**AIM OF THE TASK:**
Write the material out again in full, exactly.

Dataset records
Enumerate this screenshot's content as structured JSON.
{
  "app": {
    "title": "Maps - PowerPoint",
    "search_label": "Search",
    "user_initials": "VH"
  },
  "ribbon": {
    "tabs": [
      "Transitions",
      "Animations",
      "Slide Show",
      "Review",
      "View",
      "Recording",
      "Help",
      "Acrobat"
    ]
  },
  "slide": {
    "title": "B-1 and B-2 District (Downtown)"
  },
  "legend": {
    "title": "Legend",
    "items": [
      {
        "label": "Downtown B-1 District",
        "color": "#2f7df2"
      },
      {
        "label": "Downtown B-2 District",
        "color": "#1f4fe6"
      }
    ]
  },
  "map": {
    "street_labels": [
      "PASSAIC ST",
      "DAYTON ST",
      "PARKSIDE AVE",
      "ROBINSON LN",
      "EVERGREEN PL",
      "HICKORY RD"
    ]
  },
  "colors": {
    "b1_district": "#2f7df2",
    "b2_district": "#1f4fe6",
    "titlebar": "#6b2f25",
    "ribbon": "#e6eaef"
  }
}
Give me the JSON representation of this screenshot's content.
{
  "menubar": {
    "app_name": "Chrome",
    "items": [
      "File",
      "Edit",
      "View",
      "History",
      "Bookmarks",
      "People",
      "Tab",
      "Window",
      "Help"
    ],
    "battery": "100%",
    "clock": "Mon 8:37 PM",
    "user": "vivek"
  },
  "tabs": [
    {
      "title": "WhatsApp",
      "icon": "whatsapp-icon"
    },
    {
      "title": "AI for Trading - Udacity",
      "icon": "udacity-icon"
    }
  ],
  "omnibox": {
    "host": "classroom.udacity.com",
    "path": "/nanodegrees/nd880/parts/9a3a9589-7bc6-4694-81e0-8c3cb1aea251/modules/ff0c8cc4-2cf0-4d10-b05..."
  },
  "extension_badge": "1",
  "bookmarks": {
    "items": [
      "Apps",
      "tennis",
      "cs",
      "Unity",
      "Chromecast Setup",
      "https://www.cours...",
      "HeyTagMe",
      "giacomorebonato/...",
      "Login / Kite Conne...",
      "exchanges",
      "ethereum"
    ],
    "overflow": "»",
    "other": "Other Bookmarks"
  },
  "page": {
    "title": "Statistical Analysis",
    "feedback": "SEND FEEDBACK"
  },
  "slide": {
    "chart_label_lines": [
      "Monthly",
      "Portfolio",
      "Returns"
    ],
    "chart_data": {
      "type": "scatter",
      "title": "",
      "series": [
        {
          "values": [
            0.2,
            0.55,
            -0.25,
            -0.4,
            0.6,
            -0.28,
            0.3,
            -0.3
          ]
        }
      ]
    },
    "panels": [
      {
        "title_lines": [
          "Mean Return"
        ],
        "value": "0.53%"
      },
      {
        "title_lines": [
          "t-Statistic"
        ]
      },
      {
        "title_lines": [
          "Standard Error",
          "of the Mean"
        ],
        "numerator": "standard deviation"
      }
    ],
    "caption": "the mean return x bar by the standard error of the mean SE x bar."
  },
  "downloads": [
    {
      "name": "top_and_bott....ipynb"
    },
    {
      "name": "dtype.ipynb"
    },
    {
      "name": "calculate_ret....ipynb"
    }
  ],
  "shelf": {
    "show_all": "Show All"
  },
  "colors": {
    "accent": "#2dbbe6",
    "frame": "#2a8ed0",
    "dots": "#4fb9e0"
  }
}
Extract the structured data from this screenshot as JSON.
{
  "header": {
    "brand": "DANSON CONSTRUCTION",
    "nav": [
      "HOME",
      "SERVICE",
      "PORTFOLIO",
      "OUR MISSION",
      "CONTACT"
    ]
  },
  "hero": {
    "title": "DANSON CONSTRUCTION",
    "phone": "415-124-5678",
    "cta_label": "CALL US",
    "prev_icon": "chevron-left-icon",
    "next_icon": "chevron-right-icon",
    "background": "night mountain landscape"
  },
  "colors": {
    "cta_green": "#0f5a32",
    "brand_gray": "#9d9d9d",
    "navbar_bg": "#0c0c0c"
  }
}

**OUTPUT BELOW:**
Enumerate this screenshot's content as structured JSON.
{
  "app": {
    "title": "Maps - PowerPoint",
    "search_label": "Search",
    "user_initials": "VH"
  },
  "ribbon": {
    "tabs": [
      "Transitions",
      "Animations",
      "Slide Show",
      "Review",
      "View",
      "Recording",
      "Help",
      "Acrobat"
    ]
  },
  "slide": {
    "title": "B-1 and B-2 District (Downtown)"
  },
  "legend": {
    "title": "Legend",
    "items": [
      {
        "label": "Downtown B-1 District",
        "color": "#2f7df2"
      },
      {
        "label": "Downtown B-2 District",
        "color": "#1f4fe6"
      }
    ]
  },
  "map": {
    "street_labels": [
      "PASSAIC ST",
      "DAYTON ST",
      "PARKSIDE AVE",
      "ROBINSON LN",
      "EVERGREEN PL",
      "HICKORY RD"
    ]
  },
  "colors": {
    "b1_district": "#2f7df2",
    "b2_district": "#1f4fe6",
    "titlebar": "#6b2f25",
    "ribbon": "#e6eaef"
  }
}
Give me the JSON representation of this screenshot's content.
{
  "menubar": {
    "app_name": "Chrome",
    "items": [
      "File",
      "Edit",
      "View",
      "History",
      "Bookmarks",
      "People",
      "Tab",
      "Window",
      "Help"
    ],
    "battery": "100%",
    "clock": "Mon 8:37 PM",
    "user": "vivek"
  },
  "tabs": [
    {
      "title": "WhatsApp",
      "icon": "whatsapp-icon"
    },
    {
      "title": "AI for Trading - Udacity",
      "icon": "udacity-icon"
    }
  ],
  "omnibox": {
    "host": "classroom.udacity.com",
    "path": "/nanodegrees/nd880/parts/9a3a9589-7bc6-4694-81e0-8c3cb1aea251/modules/ff0c8cc4-2cf0-4d10-b05..."
  },
  "extension_badge": "1",
  "bookmarks": {
    "items": [
      "Apps",
      "tennis",
      "cs",
      "Unity",
      "Chromecast Setup",
      "https://www.cours...",
      "HeyTagMe",
      "giacomorebonato/...",
      "Login / Kite Conne...",
      "exchanges",
      "ethereum"
    ],
    "overflow": "»",
    "other": "Other Bookmarks"
  },
  "page": {
    "title": "Statistical Analysis",
    "feedback": "SEND FEEDBACK"
  },
  "slide": {
    "chart_label_lines": [
      "Monthly",
      "Portfolio",
      "Returns"
    ],
    "chart_data": {
      "type": "scatter",
      "title": "",
      "series": [
        {
          "values": [
            0.2,
            0.55,
            -0.25,
            -0.4,
            0.6,
            -0.28,
            0.3,
            -0.3
          ]
        }
      ]
    },
    "panels": [
      {
        "title_lines": [
          "Mean Return"
        ],
        "value": "0.53%"
      },
      {
        "title_lines": [
          "t-Statistic"
        ]
      },
      {
        "title_lines": [
          "Standard Error",
          "of the Mean"
        ],
        "numerator": "standard deviation"
      }
    ],
    "caption": "the mean return x bar by the standard error of the mean SE x bar."
  },
  "downloads": [
    {
      "name": "top_and_bott....ipynb"
    },
    {
      "name": "dtype.ipynb"
    },
    {
      "name": "calculate_ret....ipynb"
    }
  ],
  "shelf": {
    "show_all": "Show All"
  },
  "colors": {
    "accent": "#2dbbe6",
    "frame": "#2a8ed0",
    "dots": "#4fb9e0"
  }
}
Extract the structured data from this screenshot as JSON.
{
  "header": {
    "brand": "DANSON CONSTRUCTION",
    "nav": [
      "HOME",
      "SERVICE",
      "PORTFOLIO",
      "OUR MISSION",
      "CONTACT"
    ]
  },
  "hero": {
    "title": "DANSON CONSTRUCTION",
    "phone": "415-124-5678",
    "cta_label": "CALL US",
    "prev_icon": "chevron-left-icon",
    "next_icon": "chevron-right-icon",
    "background": "night mountain landscape"
  },
  "colors": {
    "cta_green": "#0f5a32",
    "brand_gray": "#9d9d9d",
    "navbar_bg": "#0c0c0c"
  }
}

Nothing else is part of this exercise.